WRITTEN TASK:
Copy out each line that has "удар" in it.

* BEGIN ENTRIES SUPPLIED *

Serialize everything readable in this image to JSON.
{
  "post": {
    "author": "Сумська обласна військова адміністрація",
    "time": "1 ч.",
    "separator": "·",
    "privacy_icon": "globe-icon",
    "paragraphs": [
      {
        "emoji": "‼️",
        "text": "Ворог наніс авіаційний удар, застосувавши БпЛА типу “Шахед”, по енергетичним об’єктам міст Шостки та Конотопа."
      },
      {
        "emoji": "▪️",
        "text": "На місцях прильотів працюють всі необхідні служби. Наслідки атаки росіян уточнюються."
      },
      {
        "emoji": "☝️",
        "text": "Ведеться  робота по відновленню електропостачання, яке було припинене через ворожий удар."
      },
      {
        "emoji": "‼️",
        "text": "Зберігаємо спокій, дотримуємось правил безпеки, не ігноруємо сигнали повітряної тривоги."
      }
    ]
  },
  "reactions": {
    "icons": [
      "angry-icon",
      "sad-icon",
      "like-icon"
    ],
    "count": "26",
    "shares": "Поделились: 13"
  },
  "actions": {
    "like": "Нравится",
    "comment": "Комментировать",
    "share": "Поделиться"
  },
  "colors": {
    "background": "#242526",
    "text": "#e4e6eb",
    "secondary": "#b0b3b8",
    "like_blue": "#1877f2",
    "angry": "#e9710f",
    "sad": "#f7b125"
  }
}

* END ENTRIES SUPPLIED *

REPLY:
        "text": "Ворог наніс авіаційний удар, застосувавши БпЛА типу “Шахед”, по енергетичним об’єктам міст Шостки та Конотопа."
        "text": "Ведеться  робота по відновленню електропостачання, яке було припинене через ворожий удар."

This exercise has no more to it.